List each line in which the string "blob" appears.

THE RECORDS:

■ ■ ■ ■ ■ ■ ■

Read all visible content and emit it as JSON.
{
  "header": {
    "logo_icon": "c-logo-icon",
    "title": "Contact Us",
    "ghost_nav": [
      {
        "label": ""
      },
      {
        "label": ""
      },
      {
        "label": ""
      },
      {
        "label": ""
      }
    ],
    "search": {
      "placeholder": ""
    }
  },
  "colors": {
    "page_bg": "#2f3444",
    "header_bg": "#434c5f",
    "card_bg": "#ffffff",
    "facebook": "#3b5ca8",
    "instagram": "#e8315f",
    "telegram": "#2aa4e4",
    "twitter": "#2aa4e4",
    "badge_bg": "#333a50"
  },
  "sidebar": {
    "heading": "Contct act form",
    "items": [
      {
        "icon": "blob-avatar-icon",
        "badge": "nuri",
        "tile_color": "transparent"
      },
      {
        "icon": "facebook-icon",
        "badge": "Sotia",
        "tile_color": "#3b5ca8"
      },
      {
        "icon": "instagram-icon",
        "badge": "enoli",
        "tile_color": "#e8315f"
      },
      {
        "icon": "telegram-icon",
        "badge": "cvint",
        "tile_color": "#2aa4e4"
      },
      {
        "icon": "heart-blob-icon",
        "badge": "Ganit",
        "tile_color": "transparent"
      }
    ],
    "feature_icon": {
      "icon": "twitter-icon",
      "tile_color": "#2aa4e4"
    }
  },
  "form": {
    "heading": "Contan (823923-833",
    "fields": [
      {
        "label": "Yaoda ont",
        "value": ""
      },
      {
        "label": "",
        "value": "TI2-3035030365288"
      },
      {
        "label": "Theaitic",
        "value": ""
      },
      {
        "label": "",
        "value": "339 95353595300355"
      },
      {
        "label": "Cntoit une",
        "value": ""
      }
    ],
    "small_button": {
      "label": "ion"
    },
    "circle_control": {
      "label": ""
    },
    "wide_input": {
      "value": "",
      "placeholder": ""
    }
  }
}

■ ■ ■ ■ ■ ■ ■

ANSWER TO THIS PROBLEM:
        "icon": "blob-avatar-icon",
        "icon": "heart-blob-icon",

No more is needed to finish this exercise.